#### MATERIAL FOR THE TASK

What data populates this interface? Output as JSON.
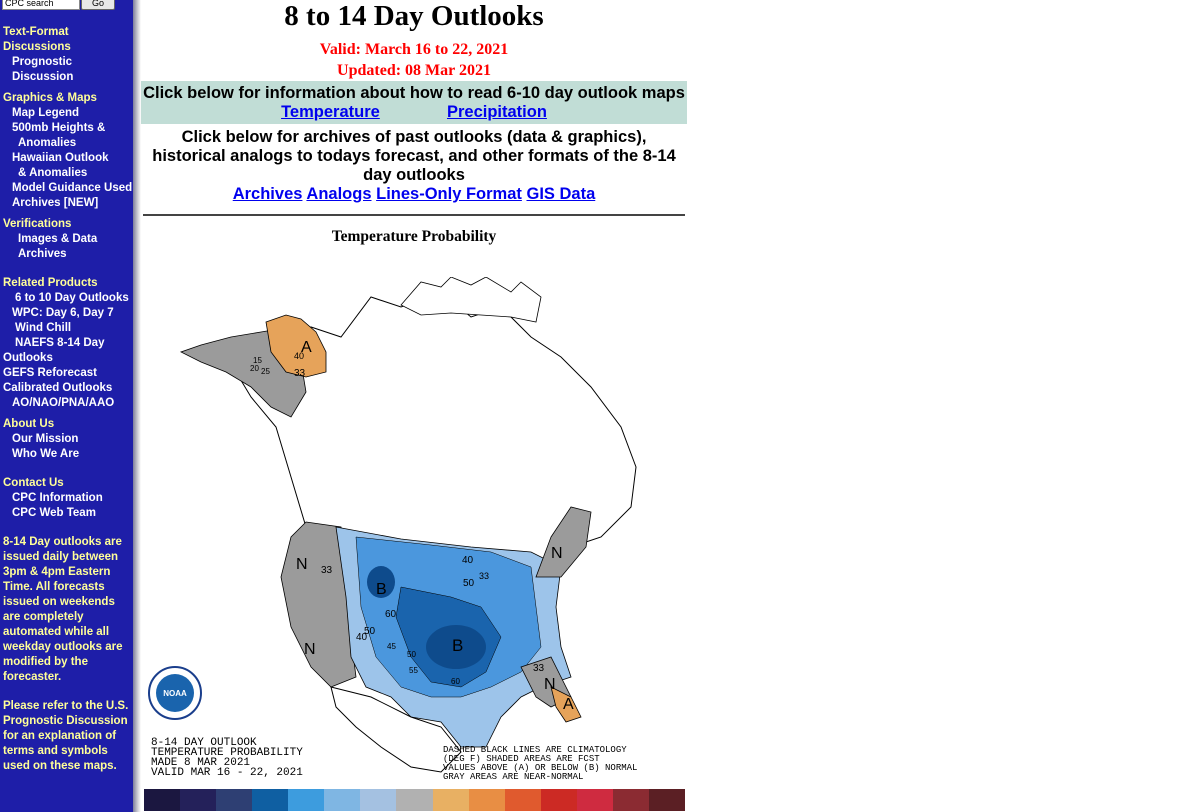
{
  "search": {
    "placeholder": "CPC search",
    "go_label": "Go"
  },
  "sidebar": {
    "sections": [
      {
        "head": "Text-Format Discussions",
        "items": [
          "Prognostic",
          "Discussion"
        ]
      },
      {
        "head": "Graphics & Maps",
        "items": [
          "Map Legend",
          "500mb Heights &",
          "Anomalies",
          "Hawaiian Outlook",
          "& Anomalies",
          "Model Guidance Used",
          "Archives [NEW]"
        ]
      },
      {
        "head": "Verifications",
        "items": [
          "Images & Data",
          "Archives"
        ]
      },
      {
        "head": "Related Products",
        "items": [
          "6 to 10 Day Outlooks",
          "WPC: Day 6, Day 7",
          "Wind Chill",
          "NAEFS 8-14 Day",
          "Outlooks",
          "GEFS Reforecast",
          "Calibrated Outlooks",
          "AO/NAO/PNA/AAO"
        ]
      },
      {
        "head": "About Us",
        "items": [
          "Our Mission",
          "Who We Are"
        ]
      },
      {
        "head": "Contact Us",
        "items": [
          "CPC Information",
          "CPC Web Team"
        ]
      }
    ],
    "note1": "8-14 Day outlooks are issued daily between 3pm & 4pm Eastern Time. All forecasts issued on weekends are completely automated while all weekday outlooks are modified by the forecaster.",
    "note2": "Please refer to the U.S. Prognostic Discussion for an explanation of terms and symbols used on these maps."
  },
  "main": {
    "title": "8 to 14 Day Outlooks",
    "valid": "Valid: March 16 to 22, 2021",
    "updated": "Updated: 08 Mar 2021",
    "info_text": "Click below for information about how to read 6-10 day outlook maps",
    "info_links": {
      "temperature": "Temperature",
      "precipitation": "Precipitation"
    },
    "archive_text": "Click below for archives of past outlooks (data & graphics), historical analogs to todays forecast, and other formats of the 8-14 day outlooks",
    "archive_links": {
      "archives": "Archives",
      "analogs": "Analogs",
      "lines_only": "Lines-Only Format",
      "gis": "GIS Data"
    },
    "map_title": "Temperature Probability"
  },
  "map": {
    "caption_left": [
      "8-14 DAY OUTLOOK",
      "TEMPERATURE PROBABILITY",
      "MADE  8 MAR 2021",
      "VALID  MAR 16 - 22, 2021"
    ],
    "caption_right": [
      "DASHED BLACK LINES ARE CLIMATOLOGY",
      "(DEG F) SHADED AREAS ARE FCST",
      "VALUES ABOVE (A) OR BELOW (B) NORMAL",
      "GRAY AREAS ARE NEAR-NORMAL"
    ],
    "noaa_label": "NOAA",
    "labels": [
      "A",
      "40",
      "33",
      "15",
      "20",
      "25",
      "N",
      "33",
      "N",
      "B",
      "60",
      "50",
      "40",
      "B",
      "40",
      "50",
      "33",
      "N",
      "33",
      "N",
      "A",
      "45",
      "50",
      "55",
      "60"
    ],
    "colors": {
      "above": "#e6a35a",
      "near": "#9b9b9b",
      "below_light": "#9dc4ea",
      "below_mid": "#4b97dd",
      "below_dark": "#1a64ad",
      "below_darkest": "#0e4b8c"
    }
  },
  "legend_colors": [
    "#1b1740",
    "#24215a",
    "#2e3f73",
    "#0f5fa2",
    "#3d9cde",
    "#7fb6e3",
    "#a4c1e1",
    "#b1b1b1",
    "#e8b063",
    "#e88e44",
    "#e05a2e",
    "#cc2a24",
    "#cf2b40",
    "#8b2b32",
    "#5b1f24"
  ]
}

########

▸ TASK INSTRUCTIONS: Write the material out again exactly as it appears, dropping the pictures.

▸ WRITTEN ANSWER:
What data populates this interface? Output as JSON.
{
  "search": {
    "placeholder": "CPC search",
    "go_label": "Go"
  },
  "sidebar": {
    "sections": [
      {
        "head": "Text-Format Discussions",
        "items": [
          "Prognostic",
          "Discussion"
        ]
      },
      {
        "head": "Graphics & Maps",
        "items": [
          "Map Legend",
          "500mb Heights &",
          "Anomalies",
          "Hawaiian Outlook",
          "& Anomalies",
          "Model Guidance Used",
          "Archives [NEW]"
        ]
      },
      {
        "head": "Verifications",
        "items": [
          "Images & Data",
          "Archives"
        ]
      },
      {
        "head": "Related Products",
        "items": [
          "6 to 10 Day Outlooks",
          "WPC: Day 6, Day 7",
          "Wind Chill",
          "NAEFS 8-14 Day",
          "Outlooks",
          "GEFS Reforecast",
          "Calibrated Outlooks",
          "AO/NAO/PNA/AAO"
        ]
      },
      {
        "head": "About Us",
        "items": [
          "Our Mission",
          "Who We Are"
        ]
      },
      {
        "head": "Contact Us",
        "items": [
          "CPC Information",
          "CPC Web Team"
        ]
      }
    ],
    "note1": "8-14 Day outlooks are issued daily between 3pm & 4pm Eastern Time. All forecasts issued on weekends are completely automated while all weekday outlooks are modified by the forecaster.",
    "note2": "Please refer to the U.S. Prognostic Discussion for an explanation of terms and symbols used on these maps."
  },
  "main": {
    "title": "8 to 14 Day Outlooks",
    "valid": "Valid: March 16 to 22, 2021",
    "updated": "Updated: 08 Mar 2021",
    "info_text": "Click below for information about how to read 6-10 day outlook maps",
    "info_links": {
      "temperature": "Temperature",
      "precipitation": "Precipitation"
    },
    "archive_text": "Click below for archives of past outlooks (data & graphics), historical analogs to todays forecast, and other formats of the 8-14 day outlooks",
    "archive_links": {
      "archives": "Archives",
      "analogs": "Analogs",
      "lines_only": "Lines-Only Format",
      "gis": "GIS Data"
    },
    "map_title": "Temperature Probability"
  },
  "map": {
    "caption_left": [
      "8-14 DAY OUTLOOK",
      "TEMPERATURE PROBABILITY",
      "MADE  8 MAR 2021",
      "VALID  MAR 16 - 22, 2021"
    ],
    "caption_right": [
      "DASHED BLACK LINES ARE CLIMATOLOGY",
      "(DEG F) SHADED AREAS ARE FCST",
      "VALUES ABOVE (A) OR BELOW (B) NORMAL",
      "GRAY AREAS ARE NEAR-NORMAL"
    ],
    "noaa_label": "NOAA",
    "labels": [
      "A",
      "40",
      "33",
      "15",
      "20",
      "25",
      "N",
      "33",
      "N",
      "B",
      "60",
      "50",
      "40",
      "B",
      "40",
      "50",
      "33",
      "N",
      "33",
      "N",
      "A",
      "45",
      "50",
      "55",
      "60"
    ],
    "colors": {
      "above": "#e6a35a",
      "near": "#9b9b9b",
      "below_light": "#9dc4ea",
      "below_mid": "#4b97dd",
      "below_dark": "#1a64ad",
      "below_darkest": "#0e4b8c"
    }
  },
  "legend_colors": [
    "#1b1740",
    "#24215a",
    "#2e3f73",
    "#0f5fa2",
    "#3d9cde",
    "#7fb6e3",
    "#a4c1e1",
    "#b1b1b1",
    "#e8b063",
    "#e88e44",
    "#e05a2e",
    "#cc2a24",
    "#cf2b40",
    "#8b2b32",
    "#5b1f24"
  ]
}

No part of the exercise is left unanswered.